● Challenge
Count the lines below that contain the word "warped" and give only the number.

● Supplied information
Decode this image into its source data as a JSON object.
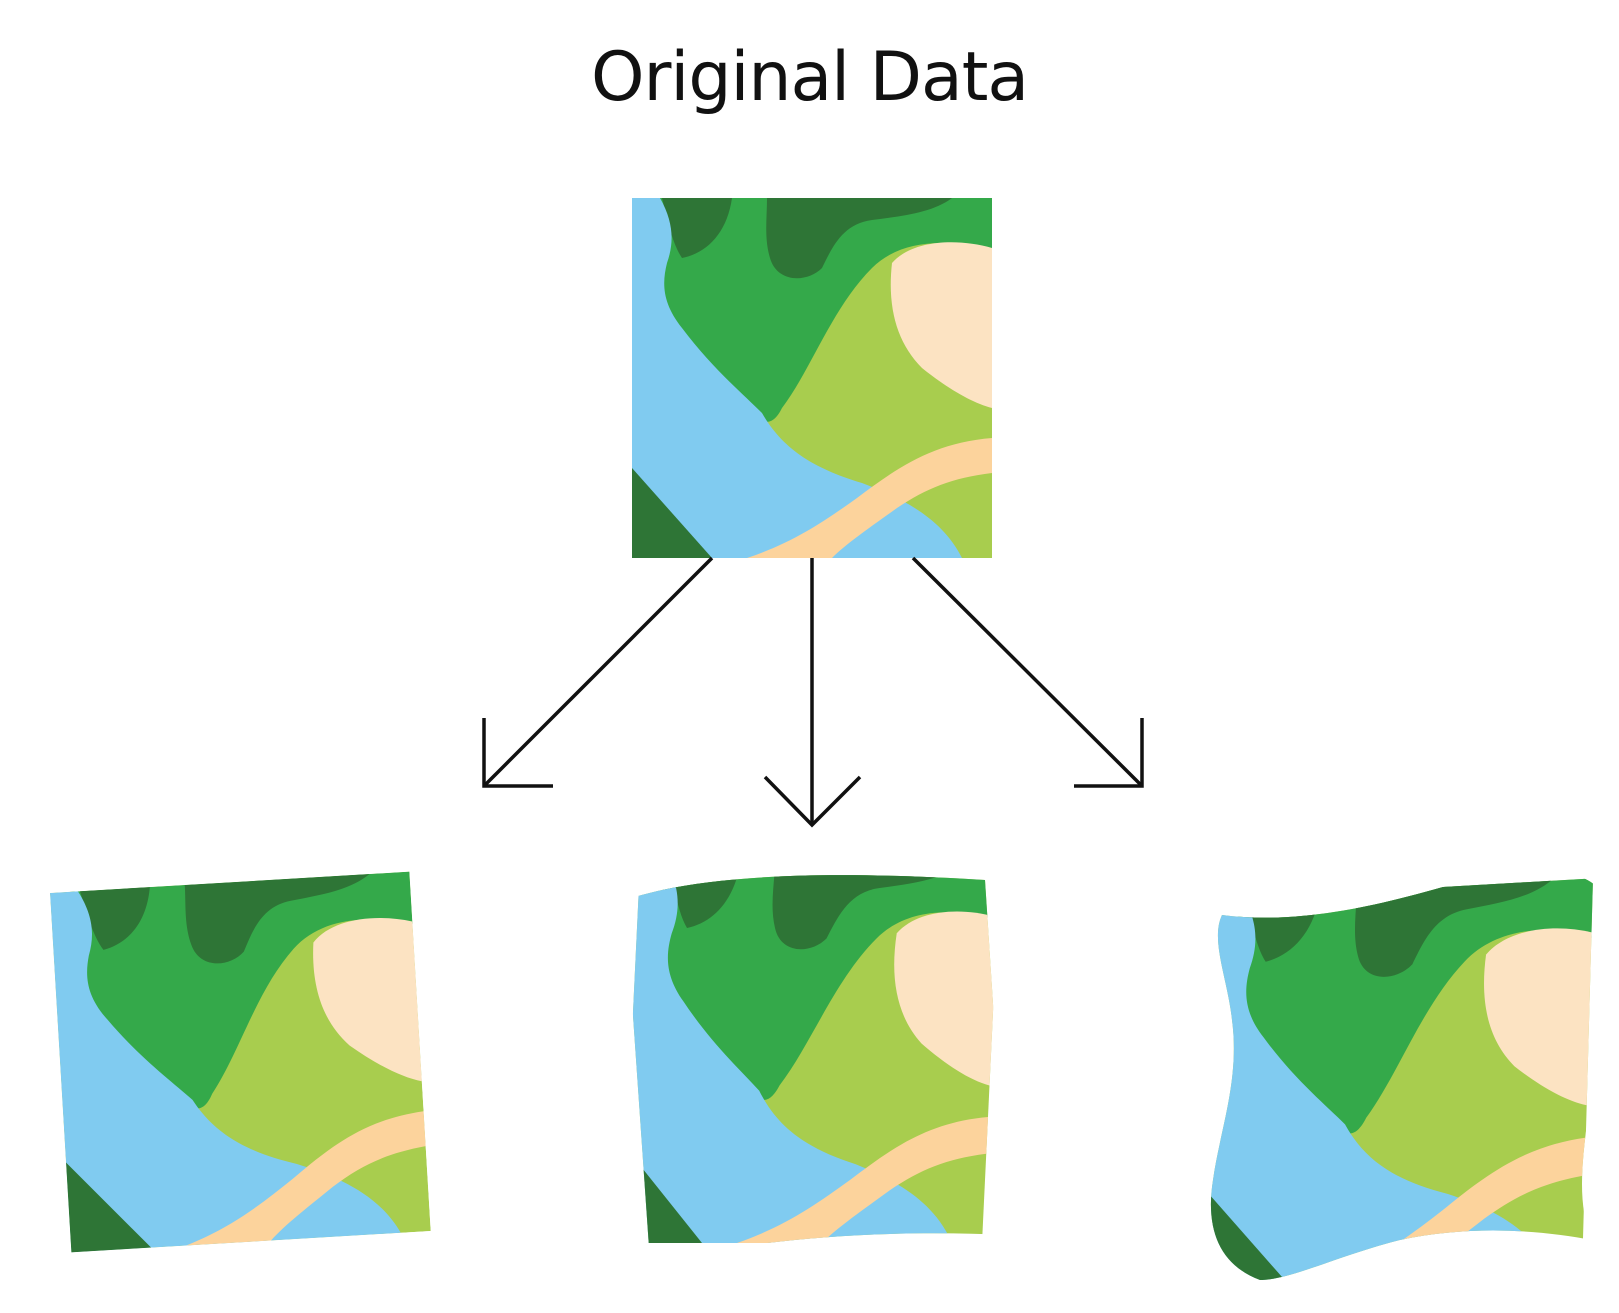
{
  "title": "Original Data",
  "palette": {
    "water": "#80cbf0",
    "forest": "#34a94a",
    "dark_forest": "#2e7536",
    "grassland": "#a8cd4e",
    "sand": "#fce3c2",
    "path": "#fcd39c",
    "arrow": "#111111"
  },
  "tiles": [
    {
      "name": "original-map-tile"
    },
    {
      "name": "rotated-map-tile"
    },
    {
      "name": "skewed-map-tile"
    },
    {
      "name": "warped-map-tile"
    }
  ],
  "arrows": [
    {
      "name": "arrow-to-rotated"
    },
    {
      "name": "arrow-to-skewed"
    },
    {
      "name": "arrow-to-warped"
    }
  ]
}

● Correct result
2